(begin)
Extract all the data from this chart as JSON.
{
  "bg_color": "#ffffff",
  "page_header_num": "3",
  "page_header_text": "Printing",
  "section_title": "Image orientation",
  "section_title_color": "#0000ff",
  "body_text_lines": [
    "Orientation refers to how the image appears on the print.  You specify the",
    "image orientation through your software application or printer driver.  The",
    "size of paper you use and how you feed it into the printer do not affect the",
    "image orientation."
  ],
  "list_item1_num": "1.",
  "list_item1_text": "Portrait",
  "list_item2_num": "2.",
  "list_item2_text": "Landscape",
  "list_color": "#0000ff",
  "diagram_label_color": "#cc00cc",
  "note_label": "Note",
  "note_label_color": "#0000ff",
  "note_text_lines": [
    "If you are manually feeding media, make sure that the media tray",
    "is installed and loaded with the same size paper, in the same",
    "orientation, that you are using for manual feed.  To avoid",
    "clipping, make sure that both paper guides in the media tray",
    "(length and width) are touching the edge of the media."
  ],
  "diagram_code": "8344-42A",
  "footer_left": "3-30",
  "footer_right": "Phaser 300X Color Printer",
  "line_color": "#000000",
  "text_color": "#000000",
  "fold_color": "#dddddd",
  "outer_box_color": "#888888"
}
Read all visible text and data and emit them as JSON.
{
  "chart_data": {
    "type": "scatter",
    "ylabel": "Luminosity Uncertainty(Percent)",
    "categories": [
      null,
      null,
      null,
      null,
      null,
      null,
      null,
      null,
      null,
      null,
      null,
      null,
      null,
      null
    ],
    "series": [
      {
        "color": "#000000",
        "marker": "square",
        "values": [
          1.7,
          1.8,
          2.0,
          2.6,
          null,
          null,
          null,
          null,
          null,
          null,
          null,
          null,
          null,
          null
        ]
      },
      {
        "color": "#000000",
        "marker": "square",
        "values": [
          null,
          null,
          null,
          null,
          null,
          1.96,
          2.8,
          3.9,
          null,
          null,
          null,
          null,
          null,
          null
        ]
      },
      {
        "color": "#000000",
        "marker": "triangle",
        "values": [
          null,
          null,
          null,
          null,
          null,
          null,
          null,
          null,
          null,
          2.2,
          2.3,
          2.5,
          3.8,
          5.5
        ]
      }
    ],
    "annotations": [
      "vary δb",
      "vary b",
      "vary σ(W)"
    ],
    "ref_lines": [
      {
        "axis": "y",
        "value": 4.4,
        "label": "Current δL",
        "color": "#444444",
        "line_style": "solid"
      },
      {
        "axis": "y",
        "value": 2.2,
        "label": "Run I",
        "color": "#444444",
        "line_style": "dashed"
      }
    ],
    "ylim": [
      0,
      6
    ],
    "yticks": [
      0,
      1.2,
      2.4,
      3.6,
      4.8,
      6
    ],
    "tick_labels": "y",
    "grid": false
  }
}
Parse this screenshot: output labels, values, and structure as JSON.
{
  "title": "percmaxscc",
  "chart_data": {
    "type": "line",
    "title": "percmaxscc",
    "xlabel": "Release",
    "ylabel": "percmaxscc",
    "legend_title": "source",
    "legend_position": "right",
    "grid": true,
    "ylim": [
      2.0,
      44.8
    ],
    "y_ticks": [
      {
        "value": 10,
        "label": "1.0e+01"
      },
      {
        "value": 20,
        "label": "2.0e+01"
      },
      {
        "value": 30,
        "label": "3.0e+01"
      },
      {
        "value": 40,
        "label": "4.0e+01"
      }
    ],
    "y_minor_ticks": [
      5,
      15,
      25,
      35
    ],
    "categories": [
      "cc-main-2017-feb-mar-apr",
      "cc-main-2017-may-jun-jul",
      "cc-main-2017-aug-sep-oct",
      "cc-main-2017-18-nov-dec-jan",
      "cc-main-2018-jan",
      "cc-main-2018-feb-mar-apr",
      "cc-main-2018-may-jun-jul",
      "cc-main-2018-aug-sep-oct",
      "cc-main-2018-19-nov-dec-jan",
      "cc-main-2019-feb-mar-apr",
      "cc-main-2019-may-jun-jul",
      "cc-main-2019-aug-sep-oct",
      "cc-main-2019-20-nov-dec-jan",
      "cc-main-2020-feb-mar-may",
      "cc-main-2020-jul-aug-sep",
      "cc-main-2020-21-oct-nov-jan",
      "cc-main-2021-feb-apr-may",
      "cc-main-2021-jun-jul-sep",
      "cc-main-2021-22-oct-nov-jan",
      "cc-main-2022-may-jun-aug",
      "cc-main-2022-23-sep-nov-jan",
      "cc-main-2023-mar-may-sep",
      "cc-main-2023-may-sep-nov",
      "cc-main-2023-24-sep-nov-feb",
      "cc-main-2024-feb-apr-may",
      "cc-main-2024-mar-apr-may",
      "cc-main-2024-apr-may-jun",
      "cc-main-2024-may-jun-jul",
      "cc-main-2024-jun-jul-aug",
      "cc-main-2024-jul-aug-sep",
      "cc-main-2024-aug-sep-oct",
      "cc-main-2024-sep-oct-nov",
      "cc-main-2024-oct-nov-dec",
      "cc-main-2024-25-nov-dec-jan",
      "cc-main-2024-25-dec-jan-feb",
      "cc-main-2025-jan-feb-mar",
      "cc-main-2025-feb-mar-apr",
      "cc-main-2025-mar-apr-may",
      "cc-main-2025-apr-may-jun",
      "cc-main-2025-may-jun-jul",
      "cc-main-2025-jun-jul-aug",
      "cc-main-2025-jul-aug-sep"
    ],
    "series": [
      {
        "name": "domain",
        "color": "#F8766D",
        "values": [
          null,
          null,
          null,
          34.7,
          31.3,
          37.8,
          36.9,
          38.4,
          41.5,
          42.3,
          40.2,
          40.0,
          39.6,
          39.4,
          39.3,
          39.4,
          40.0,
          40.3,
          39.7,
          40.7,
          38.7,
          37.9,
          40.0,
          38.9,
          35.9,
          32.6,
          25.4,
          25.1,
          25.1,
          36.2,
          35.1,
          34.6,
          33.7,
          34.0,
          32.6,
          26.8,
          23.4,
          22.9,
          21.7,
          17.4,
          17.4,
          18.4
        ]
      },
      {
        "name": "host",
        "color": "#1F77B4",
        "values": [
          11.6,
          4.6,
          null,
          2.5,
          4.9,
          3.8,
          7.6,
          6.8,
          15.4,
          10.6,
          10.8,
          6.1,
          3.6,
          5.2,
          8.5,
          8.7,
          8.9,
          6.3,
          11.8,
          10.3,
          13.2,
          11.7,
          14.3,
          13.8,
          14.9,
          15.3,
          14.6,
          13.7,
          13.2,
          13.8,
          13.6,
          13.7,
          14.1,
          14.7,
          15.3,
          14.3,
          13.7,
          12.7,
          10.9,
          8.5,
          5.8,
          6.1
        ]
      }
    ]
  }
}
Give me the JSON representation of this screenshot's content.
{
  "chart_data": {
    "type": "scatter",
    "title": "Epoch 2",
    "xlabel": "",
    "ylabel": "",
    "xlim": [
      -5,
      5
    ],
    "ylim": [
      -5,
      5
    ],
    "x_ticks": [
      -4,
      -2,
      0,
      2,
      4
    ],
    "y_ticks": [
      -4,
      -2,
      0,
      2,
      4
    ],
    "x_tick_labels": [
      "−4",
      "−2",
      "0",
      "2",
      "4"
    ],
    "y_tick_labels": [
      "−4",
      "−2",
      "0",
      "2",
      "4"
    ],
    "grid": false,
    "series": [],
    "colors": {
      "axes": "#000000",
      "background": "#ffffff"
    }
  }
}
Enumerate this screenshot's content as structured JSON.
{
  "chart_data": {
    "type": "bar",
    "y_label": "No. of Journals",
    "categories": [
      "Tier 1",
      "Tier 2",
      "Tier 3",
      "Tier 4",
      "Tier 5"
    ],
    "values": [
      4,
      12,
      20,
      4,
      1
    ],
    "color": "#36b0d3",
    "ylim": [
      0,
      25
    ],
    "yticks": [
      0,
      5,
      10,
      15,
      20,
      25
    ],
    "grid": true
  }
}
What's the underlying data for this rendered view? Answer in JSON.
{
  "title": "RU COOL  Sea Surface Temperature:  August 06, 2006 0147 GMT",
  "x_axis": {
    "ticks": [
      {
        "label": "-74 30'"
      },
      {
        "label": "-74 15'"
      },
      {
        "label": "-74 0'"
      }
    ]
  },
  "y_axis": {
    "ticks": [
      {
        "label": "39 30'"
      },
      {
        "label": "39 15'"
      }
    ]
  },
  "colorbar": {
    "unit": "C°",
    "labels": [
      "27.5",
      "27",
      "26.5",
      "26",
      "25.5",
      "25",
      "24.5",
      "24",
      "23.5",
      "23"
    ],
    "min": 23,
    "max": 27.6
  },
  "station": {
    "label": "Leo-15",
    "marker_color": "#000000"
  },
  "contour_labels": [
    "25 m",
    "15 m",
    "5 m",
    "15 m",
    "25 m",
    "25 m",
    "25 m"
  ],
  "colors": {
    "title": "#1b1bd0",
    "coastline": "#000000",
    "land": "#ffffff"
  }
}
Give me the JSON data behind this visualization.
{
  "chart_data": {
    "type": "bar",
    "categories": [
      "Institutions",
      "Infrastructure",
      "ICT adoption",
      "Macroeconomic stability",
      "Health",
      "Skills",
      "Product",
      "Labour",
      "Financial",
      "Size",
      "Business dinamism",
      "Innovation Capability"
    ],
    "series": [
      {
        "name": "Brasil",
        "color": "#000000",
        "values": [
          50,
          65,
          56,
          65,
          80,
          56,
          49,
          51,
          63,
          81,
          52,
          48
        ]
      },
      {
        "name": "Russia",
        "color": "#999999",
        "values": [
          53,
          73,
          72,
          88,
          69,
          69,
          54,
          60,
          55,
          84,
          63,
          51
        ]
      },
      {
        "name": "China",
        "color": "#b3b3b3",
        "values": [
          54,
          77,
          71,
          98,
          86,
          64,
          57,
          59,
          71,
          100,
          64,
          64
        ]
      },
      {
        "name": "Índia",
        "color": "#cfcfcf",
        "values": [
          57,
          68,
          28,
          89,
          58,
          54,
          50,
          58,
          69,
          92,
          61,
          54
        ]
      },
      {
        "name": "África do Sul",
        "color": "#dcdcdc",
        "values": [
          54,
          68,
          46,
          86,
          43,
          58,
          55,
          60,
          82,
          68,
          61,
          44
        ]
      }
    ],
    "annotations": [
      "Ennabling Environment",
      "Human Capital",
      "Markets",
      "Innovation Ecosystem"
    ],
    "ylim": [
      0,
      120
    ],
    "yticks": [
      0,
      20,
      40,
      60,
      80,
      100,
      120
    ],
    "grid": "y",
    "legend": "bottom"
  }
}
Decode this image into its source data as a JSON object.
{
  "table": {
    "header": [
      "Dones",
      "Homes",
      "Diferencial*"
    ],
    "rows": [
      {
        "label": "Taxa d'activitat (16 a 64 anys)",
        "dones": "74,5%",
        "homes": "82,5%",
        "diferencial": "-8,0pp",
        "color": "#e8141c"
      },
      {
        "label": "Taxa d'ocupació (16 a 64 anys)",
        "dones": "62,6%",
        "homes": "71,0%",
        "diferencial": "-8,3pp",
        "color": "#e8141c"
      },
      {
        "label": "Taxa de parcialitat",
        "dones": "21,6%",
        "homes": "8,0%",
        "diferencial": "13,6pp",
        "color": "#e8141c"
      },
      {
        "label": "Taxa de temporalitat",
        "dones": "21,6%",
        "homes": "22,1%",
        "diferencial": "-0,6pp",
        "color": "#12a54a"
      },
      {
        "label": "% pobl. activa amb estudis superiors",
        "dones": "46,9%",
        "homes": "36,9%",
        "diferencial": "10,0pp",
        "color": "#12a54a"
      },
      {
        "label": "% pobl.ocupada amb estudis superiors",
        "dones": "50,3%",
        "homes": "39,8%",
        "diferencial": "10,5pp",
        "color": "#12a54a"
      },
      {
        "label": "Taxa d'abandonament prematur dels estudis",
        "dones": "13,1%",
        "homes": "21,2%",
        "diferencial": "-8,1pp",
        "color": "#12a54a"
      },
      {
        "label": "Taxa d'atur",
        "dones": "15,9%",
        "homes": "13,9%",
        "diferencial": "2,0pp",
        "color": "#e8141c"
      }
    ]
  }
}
(end)
Lines containing the word "anys" must all be returned from the material above.

        "label": "Taxa d'activitat (16 a 64 anys)",
        "label": "Taxa d'ocupació (16 a 64 anys)",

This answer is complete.